WORK TO BE COMPLETED. Locate every line in the material below that has the word "qayd". Copy each of those lines.

#### SOURCE MATERIAL

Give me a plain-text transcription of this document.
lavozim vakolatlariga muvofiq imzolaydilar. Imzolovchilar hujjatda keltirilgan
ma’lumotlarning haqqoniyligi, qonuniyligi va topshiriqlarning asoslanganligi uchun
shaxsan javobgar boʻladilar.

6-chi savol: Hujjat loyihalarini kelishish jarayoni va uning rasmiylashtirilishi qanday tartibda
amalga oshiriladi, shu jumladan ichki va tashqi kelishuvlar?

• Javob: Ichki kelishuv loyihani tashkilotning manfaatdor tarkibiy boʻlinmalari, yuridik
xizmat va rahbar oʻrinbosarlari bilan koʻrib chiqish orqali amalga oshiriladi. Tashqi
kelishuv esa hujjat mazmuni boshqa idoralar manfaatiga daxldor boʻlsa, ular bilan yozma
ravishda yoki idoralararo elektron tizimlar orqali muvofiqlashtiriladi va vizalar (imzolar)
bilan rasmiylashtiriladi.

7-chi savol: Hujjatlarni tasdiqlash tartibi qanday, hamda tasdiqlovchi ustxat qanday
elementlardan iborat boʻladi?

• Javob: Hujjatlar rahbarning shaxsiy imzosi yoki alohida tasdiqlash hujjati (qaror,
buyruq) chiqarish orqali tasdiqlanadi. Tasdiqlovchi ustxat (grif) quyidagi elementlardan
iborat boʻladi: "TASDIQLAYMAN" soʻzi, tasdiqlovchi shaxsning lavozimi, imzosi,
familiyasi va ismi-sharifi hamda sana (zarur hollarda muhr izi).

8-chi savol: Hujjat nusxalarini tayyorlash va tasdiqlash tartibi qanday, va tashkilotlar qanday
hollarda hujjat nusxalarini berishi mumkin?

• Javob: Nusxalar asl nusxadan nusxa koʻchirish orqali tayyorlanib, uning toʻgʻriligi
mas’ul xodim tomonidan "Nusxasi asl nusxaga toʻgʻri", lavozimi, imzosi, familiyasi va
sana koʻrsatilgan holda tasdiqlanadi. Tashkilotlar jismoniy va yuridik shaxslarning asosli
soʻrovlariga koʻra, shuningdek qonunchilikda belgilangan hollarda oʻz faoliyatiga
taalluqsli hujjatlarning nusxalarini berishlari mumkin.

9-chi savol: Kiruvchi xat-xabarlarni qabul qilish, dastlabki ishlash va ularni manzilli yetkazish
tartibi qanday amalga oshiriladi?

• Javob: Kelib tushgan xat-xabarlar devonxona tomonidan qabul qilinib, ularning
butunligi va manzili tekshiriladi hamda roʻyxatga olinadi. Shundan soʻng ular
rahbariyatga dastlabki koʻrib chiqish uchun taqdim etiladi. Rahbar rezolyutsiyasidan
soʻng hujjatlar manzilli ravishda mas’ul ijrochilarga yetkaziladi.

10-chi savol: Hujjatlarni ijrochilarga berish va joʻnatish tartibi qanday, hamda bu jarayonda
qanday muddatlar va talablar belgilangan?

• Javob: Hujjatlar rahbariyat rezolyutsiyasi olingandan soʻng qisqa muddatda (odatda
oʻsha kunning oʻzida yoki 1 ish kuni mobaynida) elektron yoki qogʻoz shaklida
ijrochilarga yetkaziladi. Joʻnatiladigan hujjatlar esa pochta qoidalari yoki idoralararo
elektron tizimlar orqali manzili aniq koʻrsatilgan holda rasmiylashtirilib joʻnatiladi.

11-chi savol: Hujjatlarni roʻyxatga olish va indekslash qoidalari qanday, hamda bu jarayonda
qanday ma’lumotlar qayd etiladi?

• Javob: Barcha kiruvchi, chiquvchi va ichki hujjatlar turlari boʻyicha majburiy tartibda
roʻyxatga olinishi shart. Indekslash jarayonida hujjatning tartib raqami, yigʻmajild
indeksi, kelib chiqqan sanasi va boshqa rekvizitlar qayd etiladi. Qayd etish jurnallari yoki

########

REPLY TO THE EXERCISE.
qanday ma’lumotlar qayd etiladi?
indeksi, kelib chiqqan sanasi va boshqa rekvizitlar qayd etiladi. Qayd etish jurnallari yoki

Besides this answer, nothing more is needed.